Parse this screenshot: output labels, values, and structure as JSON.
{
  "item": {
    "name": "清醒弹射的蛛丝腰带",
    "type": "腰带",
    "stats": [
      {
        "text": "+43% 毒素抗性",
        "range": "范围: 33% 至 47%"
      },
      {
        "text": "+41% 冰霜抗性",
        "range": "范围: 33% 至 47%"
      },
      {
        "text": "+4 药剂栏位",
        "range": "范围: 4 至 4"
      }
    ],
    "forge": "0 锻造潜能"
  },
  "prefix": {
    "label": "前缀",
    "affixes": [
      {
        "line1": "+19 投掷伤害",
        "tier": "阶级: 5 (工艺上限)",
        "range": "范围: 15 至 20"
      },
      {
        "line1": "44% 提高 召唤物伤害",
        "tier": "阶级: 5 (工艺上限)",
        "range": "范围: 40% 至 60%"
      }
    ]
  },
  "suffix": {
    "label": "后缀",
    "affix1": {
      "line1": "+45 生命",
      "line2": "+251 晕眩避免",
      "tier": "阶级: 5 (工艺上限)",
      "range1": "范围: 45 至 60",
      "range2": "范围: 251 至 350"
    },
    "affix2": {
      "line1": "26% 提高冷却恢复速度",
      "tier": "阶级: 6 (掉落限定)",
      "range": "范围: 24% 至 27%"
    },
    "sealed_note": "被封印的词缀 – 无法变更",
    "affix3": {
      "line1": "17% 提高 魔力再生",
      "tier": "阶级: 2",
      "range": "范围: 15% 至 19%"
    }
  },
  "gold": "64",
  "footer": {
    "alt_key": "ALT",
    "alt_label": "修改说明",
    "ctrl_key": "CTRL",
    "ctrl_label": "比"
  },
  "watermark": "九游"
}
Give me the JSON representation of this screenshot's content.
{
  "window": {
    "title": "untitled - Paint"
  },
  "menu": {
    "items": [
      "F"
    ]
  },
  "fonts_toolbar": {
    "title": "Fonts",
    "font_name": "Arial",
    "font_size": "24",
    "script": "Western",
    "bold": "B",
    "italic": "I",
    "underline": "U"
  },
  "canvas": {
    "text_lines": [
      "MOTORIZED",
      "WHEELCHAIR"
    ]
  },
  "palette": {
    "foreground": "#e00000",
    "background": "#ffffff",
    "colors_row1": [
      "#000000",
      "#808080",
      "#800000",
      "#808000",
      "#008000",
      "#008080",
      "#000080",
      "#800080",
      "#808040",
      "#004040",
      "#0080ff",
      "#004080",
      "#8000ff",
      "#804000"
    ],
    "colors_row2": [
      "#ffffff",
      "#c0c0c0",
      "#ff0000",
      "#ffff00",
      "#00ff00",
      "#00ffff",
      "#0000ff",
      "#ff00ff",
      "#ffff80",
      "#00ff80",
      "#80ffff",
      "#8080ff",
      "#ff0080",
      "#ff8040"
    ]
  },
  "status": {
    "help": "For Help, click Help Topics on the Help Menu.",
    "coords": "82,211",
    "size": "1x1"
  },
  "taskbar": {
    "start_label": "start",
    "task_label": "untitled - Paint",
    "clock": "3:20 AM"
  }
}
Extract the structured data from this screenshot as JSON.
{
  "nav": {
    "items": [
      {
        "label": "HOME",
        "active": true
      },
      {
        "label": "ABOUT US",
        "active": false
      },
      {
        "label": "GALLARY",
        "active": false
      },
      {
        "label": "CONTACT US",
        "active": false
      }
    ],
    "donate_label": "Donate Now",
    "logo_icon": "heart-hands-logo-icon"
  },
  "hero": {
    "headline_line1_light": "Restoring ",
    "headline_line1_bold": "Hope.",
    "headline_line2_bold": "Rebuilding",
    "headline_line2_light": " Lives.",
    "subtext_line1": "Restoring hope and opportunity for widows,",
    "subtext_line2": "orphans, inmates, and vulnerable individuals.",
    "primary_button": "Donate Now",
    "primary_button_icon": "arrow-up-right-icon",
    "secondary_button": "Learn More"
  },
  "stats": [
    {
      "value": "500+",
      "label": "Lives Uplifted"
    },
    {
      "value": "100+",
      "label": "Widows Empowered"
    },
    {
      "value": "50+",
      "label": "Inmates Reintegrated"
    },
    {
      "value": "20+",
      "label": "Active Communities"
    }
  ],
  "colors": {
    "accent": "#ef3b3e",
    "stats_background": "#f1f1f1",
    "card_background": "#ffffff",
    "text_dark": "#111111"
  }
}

WORK TO BE COMPLETED: Take the material above and return all of it exactly.

RESULT FOR THIS EXERCISE:
Parse this screenshot: output labels, values, and structure as JSON.
{
  "item": {
    "name": "清醒弹射的蛛丝腰带",
    "type": "腰带",
    "stats": [
      {
        "text": "+43% 毒素抗性",
        "range": "范围: 33% 至 47%"
      },
      {
        "text": "+41% 冰霜抗性",
        "range": "范围: 33% 至 47%"
      },
      {
        "text": "+4 药剂栏位",
        "range": "范围: 4 至 4"
      }
    ],
    "forge": "0 锻造潜能"
  },
  "prefix": {
    "label": "前缀",
    "affixes": [
      {
        "line1": "+19 投掷伤害",
        "tier": "阶级: 5 (工艺上限)",
        "range": "范围: 15 至 20"
      },
      {
        "line1": "44% 提高 召唤物伤害",
        "tier": "阶级: 5 (工艺上限)",
        "range": "范围: 40% 至 60%"
      }
    ]
  },
  "suffix": {
    "label": "后缀",
    "affix1": {
      "line1": "+45 生命",
      "line2": "+251 晕眩避免",
      "tier": "阶级: 5 (工艺上限)",
      "range1": "范围: 45 至 60",
      "range2": "范围: 251 至 350"
    },
    "affix2": {
      "line1": "26% 提高冷却恢复速度",
      "tier": "阶级: 6 (掉落限定)",
      "range": "范围: 24% 至 27%"
    },
    "sealed_note": "被封印的词缀 – 无法变更",
    "affix3": {
      "line1": "17% 提高 魔力再生",
      "tier": "阶级: 2",
      "range": "范围: 15% 至 19%"
    }
  },
  "gold": "64",
  "footer": {
    "alt_key": "ALT",
    "alt_label": "修改说明",
    "ctrl_key": "CTRL",
    "ctrl_label": "比"
  },
  "watermark": "九游"
}
Give me the JSON representation of this screenshot's content.
{
  "window": {
    "title": "untitled - Paint"
  },
  "menu": {
    "items": [
      "F"
    ]
  },
  "fonts_toolbar": {
    "title": "Fonts",
    "font_name": "Arial",
    "font_size": "24",
    "script": "Western",
    "bold": "B",
    "italic": "I",
    "underline": "U"
  },
  "canvas": {
    "text_lines": [
      "MOTORIZED",
      "WHEELCHAIR"
    ]
  },
  "palette": {
    "foreground": "#e00000",
    "background": "#ffffff",
    "colors_row1": [
      "#000000",
      "#808080",
      "#800000",
      "#808000",
      "#008000",
      "#008080",
      "#000080",
      "#800080",
      "#808040",
      "#004040",
      "#0080ff",
      "#004080",
      "#8000ff",
      "#804000"
    ],
    "colors_row2": [
      "#ffffff",
      "#c0c0c0",
      "#ff0000",
      "#ffff00",
      "#00ff00",
      "#00ffff",
      "#0000ff",
      "#ff00ff",
      "#ffff80",
      "#00ff80",
      "#80ffff",
      "#8080ff",
      "#ff0080",
      "#ff8040"
    ]
  },
  "status": {
    "help": "For Help, click Help Topics on the Help Menu.",
    "coords": "82,211",
    "size": "1x1"
  },
  "taskbar": {
    "start_label": "start",
    "task_label": "untitled - Paint",
    "clock": "3:20 AM"
  }
}
Extract the structured data from this screenshot as JSON.
{
  "nav": {
    "items": [
      {
        "label": "HOME",
        "active": true
      },
      {
        "label": "ABOUT US",
        "active": false
      },
      {
        "label": "GALLARY",
        "active": false
      },
      {
        "label": "CONTACT US",
        "active": false
      }
    ],
    "donate_label": "Donate Now",
    "logo_icon": "heart-hands-logo-icon"
  },
  "hero": {
    "headline_line1_light": "Restoring ",
    "headline_line1_bold": "Hope.",
    "headline_line2_bold": "Rebuilding",
    "headline_line2_light": " Lives.",
    "subtext_line1": "Restoring hope and opportunity for widows,",
    "subtext_line2": "orphans, inmates, and vulnerable individuals.",
    "primary_button": "Donate Now",
    "primary_button_icon": "arrow-up-right-icon",
    "secondary_button": "Learn More"
  },
  "stats": [
    {
      "value": "500+",
      "label": "Lives Uplifted"
    },
    {
      "value": "100+",
      "label": "Widows Empowered"
    },
    {
      "value": "50+",
      "label": "Inmates Reintegrated"
    },
    {
      "value": "20+",
      "label": "Active Communities"
    }
  ],
  "colors": {
    "accent": "#ef3b3e",
    "stats_background": "#f1f1f1",
    "card_background": "#ffffff",
    "text_dark": "#111111"
  }
}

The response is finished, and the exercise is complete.